(Dataset items)
┌──

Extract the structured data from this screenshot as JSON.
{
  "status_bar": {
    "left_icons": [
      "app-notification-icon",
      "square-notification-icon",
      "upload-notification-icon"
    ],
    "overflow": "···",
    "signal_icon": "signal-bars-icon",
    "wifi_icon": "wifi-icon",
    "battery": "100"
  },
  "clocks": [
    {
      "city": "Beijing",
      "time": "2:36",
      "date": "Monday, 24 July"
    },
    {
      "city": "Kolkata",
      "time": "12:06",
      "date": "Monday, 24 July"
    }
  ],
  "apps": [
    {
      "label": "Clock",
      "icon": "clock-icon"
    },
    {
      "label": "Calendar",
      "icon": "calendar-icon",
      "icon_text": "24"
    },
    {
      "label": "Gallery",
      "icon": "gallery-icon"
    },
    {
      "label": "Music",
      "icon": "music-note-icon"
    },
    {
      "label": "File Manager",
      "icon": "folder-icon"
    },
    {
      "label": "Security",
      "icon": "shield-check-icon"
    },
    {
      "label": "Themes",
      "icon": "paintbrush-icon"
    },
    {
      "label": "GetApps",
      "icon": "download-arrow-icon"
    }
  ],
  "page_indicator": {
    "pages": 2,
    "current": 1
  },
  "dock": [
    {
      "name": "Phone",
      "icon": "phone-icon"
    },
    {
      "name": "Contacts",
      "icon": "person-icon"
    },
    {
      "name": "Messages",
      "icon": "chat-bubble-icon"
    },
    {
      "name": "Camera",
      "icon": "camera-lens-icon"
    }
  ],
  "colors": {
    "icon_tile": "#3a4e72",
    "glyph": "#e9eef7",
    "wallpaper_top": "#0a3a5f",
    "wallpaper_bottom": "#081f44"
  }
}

└──

Identify the lines of the data that contain the word "name". Copy each of them.

WORKED SOLUTION =>
      "name": "Phone",
      "name": "Contacts",
      "name": "Messages",
      "name": "Camera",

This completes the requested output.